→ **JOB**
In the entries below, count every line with the string "text". State the count and nothing else.

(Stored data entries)
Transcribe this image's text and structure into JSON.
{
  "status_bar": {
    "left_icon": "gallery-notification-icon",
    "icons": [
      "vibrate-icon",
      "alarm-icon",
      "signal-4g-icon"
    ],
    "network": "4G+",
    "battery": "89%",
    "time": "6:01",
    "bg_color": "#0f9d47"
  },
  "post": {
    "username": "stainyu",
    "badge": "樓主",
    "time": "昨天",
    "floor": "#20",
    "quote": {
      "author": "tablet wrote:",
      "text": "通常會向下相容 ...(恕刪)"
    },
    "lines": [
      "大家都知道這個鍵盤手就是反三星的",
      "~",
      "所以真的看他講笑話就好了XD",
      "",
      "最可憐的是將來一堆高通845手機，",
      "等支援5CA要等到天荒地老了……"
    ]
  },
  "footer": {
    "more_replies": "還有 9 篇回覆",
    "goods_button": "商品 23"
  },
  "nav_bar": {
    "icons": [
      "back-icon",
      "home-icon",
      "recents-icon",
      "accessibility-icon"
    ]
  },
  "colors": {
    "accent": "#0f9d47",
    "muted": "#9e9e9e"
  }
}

→ **FINISHED ANSWER**
2